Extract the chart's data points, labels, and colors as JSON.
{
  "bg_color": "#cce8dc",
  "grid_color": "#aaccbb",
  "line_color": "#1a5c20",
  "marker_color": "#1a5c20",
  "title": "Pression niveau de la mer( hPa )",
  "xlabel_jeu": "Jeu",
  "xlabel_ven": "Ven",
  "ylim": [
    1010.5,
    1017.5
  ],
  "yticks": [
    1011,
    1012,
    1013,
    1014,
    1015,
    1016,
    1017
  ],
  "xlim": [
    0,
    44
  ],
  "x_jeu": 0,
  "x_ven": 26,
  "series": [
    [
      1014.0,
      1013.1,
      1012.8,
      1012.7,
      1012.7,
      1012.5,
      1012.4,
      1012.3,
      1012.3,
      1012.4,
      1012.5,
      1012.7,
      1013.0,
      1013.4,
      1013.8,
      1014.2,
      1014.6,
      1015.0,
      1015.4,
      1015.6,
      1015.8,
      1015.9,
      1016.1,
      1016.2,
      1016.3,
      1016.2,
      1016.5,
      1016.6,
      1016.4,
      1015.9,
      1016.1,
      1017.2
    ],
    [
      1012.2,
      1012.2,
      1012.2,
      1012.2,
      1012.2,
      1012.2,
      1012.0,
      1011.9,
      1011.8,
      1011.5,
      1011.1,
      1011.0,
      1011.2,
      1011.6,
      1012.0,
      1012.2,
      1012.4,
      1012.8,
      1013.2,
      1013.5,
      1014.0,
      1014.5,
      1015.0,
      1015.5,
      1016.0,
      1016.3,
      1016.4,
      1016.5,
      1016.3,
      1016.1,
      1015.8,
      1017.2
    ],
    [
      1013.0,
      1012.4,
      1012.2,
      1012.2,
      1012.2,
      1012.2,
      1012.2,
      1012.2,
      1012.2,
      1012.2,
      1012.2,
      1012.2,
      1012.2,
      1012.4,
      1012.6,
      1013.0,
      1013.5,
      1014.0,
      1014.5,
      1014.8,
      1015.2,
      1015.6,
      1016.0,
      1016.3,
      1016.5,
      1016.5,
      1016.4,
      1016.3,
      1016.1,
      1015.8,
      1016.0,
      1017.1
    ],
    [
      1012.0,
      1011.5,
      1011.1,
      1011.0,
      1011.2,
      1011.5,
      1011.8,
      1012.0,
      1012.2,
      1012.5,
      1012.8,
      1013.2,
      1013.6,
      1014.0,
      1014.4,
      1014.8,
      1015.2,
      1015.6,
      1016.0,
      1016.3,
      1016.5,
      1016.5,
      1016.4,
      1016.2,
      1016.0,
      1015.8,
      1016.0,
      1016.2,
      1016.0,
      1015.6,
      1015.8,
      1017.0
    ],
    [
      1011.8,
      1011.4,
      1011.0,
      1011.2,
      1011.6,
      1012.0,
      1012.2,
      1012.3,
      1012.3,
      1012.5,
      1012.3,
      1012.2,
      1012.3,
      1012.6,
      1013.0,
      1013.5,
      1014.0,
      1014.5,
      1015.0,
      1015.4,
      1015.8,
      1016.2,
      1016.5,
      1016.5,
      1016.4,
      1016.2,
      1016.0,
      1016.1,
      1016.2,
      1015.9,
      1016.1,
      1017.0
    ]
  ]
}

§ **Work required**: Nothing should be left out: repeat all of the data exactly.

§ **Exercise response**:
Extract the chart's data points, labels, and colors as JSON.
{
  "bg_color": "#cce8dc",
  "grid_color": "#aaccbb",
  "line_color": "#1a5c20",
  "marker_color": "#1a5c20",
  "title": "Pression niveau de la mer( hPa )",
  "xlabel_jeu": "Jeu",
  "xlabel_ven": "Ven",
  "ylim": [
    1010.5,
    1017.5
  ],
  "yticks": [
    1011,
    1012,
    1013,
    1014,
    1015,
    1016,
    1017
  ],
  "xlim": [
    0,
    44
  ],
  "x_jeu": 0,
  "x_ven": 26,
  "series": [
    [
      1014.0,
      1013.1,
      1012.8,
      1012.7,
      1012.7,
      1012.5,
      1012.4,
      1012.3,
      1012.3,
      1012.4,
      1012.5,
      1012.7,
      1013.0,
      1013.4,
      1013.8,
      1014.2,
      1014.6,
      1015.0,
      1015.4,
      1015.6,
      1015.8,
      1015.9,
      1016.1,
      1016.2,
      1016.3,
      1016.2,
      1016.5,
      1016.6,
      1016.4,
      1015.9,
      1016.1,
      1017.2
    ],
    [
      1012.2,
      1012.2,
      1012.2,
      1012.2,
      1012.2,
      1012.2,
      1012.0,
      1011.9,
      1011.8,
      1011.5,
      1011.1,
      1011.0,
      1011.2,
      1011.6,
      1012.0,
      1012.2,
      1012.4,
      1012.8,
      1013.2,
      1013.5,
      1014.0,
      1014.5,
      1015.0,
      1015.5,
      1016.0,
      1016.3,
      1016.4,
      1016.5,
      1016.3,
      1016.1,
      1015.8,
      1017.2
    ],
    [
      1013.0,
      1012.4,
      1012.2,
      1012.2,
      1012.2,
      1012.2,
      1012.2,
      1012.2,
      1012.2,
      1012.2,
      1012.2,
      1012.2,
      1012.2,
      1012.4,
      1012.6,
      1013.0,
      1013.5,
      1014.0,
      1014.5,
      1014.8,
      1015.2,
      1015.6,
      1016.0,
      1016.3,
      1016.5,
      1016.5,
      1016.4,
      1016.3,
      1016.1,
      1015.8,
      1016.0,
      1017.1
    ],
    [
      1012.0,
      1011.5,
      1011.1,
      1011.0,
      1011.2,
      1011.5,
      1011.8,
      1012.0,
      1012.2,
      1012.5,
      1012.8,
      1013.2,
      1013.6,
      1014.0,
      1014.4,
      1014.8,
      1015.2,
      1015.6,
      1016.0,
      1016.3,
      1016.5,
      1016.5,
      1016.4,
      1016.2,
      1016.0,
      1015.8,
      1016.0,
      1016.2,
      1016.0,
      1015.6,
      1015.8,
      1017.0
    ],
    [
      1011.8,
      1011.4,
      1011.0,
      1011.2,
      1011.6,
      1012.0,
      1012.2,
      1012.3,
      1012.3,
      1012.5,
      1012.3,
      1012.2,
      1012.3,
      1012.6,
      1013.0,
      1013.5,
      1014.0,
      1014.5,
      1015.0,
      1015.4,
      1015.8,
      1016.2,
      1016.5,
      1016.5,
      1016.4,
      1016.2,
      1016.0,
      1016.1,
      1016.2,
      1015.9,
      1016.1,
      1017.0
    ]
  ]
}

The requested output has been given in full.